Source records:
#####

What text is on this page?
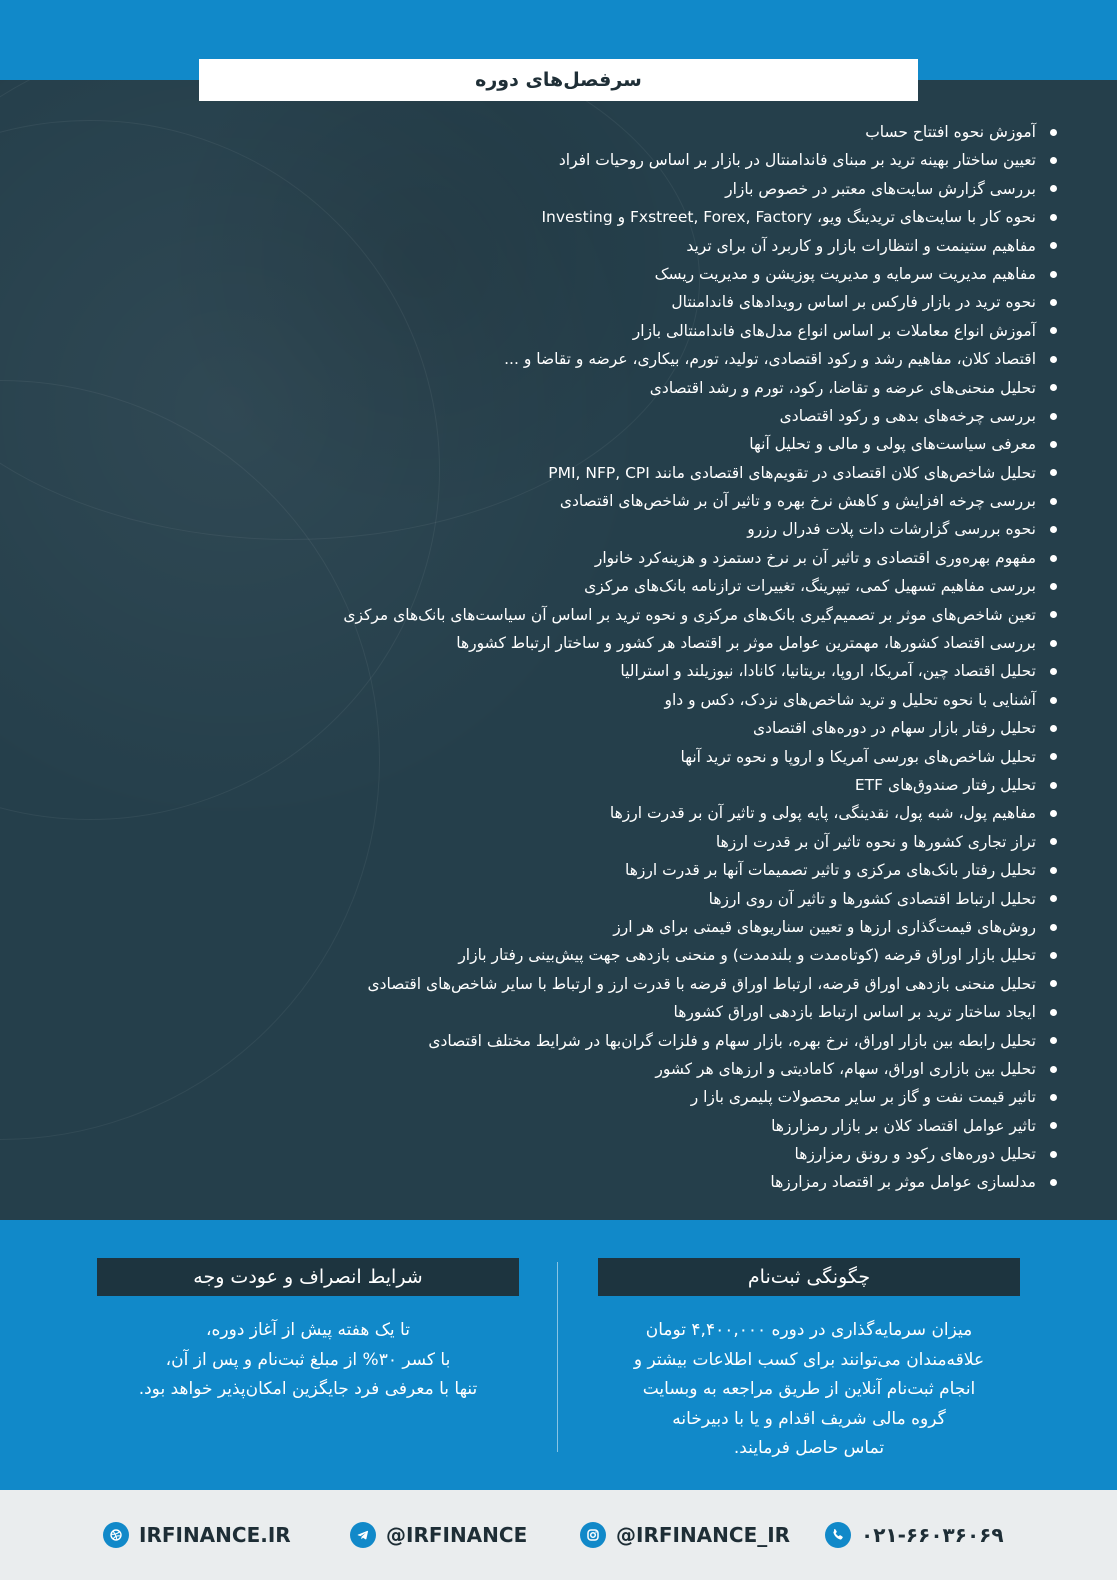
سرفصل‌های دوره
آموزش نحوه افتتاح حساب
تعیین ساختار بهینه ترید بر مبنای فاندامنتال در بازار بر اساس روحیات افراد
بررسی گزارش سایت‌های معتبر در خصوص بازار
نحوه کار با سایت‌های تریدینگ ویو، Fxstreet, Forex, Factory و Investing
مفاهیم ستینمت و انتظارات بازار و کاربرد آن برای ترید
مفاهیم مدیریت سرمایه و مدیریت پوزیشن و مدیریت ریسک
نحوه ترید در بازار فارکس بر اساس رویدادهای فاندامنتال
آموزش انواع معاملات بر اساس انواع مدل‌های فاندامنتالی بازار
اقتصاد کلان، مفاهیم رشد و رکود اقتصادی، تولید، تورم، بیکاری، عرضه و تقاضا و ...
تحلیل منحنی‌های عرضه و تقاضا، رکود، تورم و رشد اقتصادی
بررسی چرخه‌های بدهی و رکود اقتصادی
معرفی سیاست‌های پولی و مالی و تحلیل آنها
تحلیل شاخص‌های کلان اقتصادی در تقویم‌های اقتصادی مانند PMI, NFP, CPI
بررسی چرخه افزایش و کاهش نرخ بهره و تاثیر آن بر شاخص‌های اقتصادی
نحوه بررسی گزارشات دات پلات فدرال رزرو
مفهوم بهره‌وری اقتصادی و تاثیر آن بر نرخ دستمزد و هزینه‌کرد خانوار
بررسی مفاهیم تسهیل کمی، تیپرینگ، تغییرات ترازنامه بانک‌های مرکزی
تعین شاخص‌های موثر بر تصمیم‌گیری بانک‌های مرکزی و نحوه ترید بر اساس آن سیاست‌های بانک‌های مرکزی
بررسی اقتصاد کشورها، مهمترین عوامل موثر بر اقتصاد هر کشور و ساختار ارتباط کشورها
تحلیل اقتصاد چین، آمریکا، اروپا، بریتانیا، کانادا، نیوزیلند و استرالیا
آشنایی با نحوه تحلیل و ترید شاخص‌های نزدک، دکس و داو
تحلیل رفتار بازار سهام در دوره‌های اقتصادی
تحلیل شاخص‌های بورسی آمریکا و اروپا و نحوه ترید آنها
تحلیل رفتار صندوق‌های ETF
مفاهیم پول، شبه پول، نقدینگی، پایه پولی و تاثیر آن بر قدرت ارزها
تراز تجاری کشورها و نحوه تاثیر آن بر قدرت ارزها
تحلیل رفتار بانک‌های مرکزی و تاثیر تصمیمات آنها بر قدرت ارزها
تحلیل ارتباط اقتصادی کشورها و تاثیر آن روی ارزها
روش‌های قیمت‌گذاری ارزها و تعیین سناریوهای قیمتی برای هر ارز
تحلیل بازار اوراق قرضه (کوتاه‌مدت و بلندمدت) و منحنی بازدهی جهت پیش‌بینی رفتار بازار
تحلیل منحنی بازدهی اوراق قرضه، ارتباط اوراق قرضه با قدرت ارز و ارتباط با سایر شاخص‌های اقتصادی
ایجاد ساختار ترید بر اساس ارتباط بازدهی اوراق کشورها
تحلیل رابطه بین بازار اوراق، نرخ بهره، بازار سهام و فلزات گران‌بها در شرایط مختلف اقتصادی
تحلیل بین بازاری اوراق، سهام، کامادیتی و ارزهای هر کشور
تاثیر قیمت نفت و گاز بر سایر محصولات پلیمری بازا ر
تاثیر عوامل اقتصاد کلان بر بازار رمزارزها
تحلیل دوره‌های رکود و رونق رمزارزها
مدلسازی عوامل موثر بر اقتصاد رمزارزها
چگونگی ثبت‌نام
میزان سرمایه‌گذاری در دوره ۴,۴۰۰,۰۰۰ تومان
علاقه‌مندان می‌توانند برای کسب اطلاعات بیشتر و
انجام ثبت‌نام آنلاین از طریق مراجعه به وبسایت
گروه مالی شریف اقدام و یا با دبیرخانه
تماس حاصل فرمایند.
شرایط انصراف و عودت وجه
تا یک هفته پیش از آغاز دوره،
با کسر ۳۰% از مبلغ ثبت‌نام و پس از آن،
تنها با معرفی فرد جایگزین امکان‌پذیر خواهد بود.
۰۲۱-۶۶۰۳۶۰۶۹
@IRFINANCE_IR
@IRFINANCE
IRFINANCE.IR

#####

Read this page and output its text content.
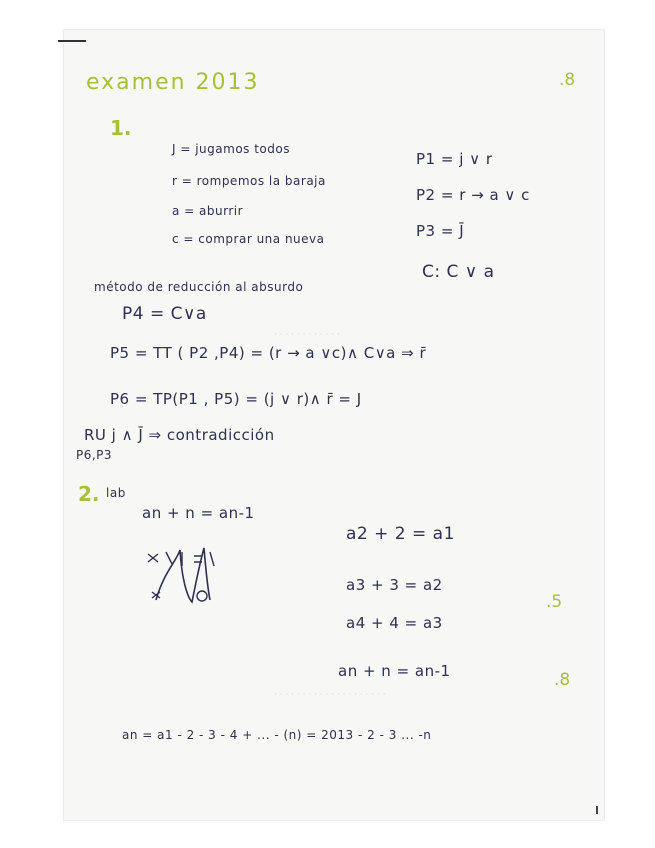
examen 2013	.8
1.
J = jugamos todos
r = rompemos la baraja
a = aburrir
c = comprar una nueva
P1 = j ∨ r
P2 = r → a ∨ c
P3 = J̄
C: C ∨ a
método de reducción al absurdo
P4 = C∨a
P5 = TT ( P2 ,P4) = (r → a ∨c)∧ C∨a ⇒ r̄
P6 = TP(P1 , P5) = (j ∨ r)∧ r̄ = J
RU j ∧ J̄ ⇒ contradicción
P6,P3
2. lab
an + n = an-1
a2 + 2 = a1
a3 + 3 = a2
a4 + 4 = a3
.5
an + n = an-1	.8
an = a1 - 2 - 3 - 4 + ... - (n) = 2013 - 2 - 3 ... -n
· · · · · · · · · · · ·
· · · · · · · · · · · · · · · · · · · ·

#####

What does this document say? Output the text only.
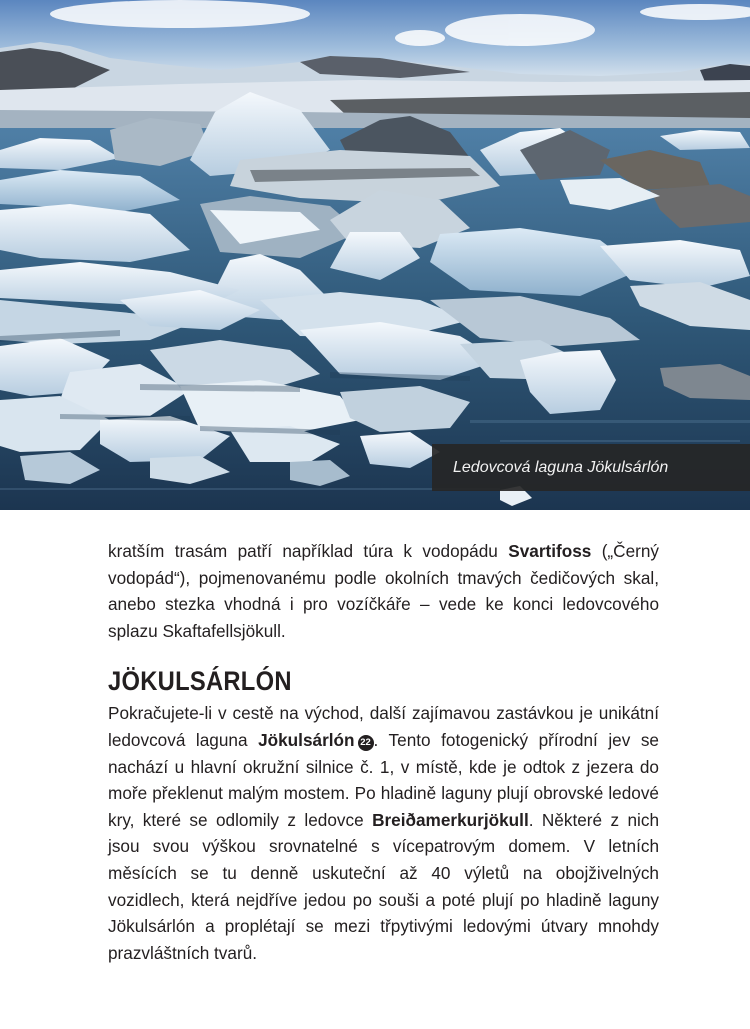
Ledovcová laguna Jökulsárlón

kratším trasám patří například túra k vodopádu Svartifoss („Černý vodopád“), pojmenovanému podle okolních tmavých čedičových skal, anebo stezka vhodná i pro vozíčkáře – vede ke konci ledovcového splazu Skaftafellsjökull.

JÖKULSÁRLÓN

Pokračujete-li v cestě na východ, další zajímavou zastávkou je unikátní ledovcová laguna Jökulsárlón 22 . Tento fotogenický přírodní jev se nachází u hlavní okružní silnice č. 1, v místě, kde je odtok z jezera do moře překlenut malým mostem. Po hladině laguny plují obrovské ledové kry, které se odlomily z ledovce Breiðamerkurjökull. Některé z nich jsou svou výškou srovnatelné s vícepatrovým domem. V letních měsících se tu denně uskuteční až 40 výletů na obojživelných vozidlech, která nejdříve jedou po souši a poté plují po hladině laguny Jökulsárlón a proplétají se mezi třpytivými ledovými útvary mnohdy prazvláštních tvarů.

#####

The task: Return each full line of the entries that contains the word "What".

Written reply:
What text is on this page?
What does this document say? Output the text only.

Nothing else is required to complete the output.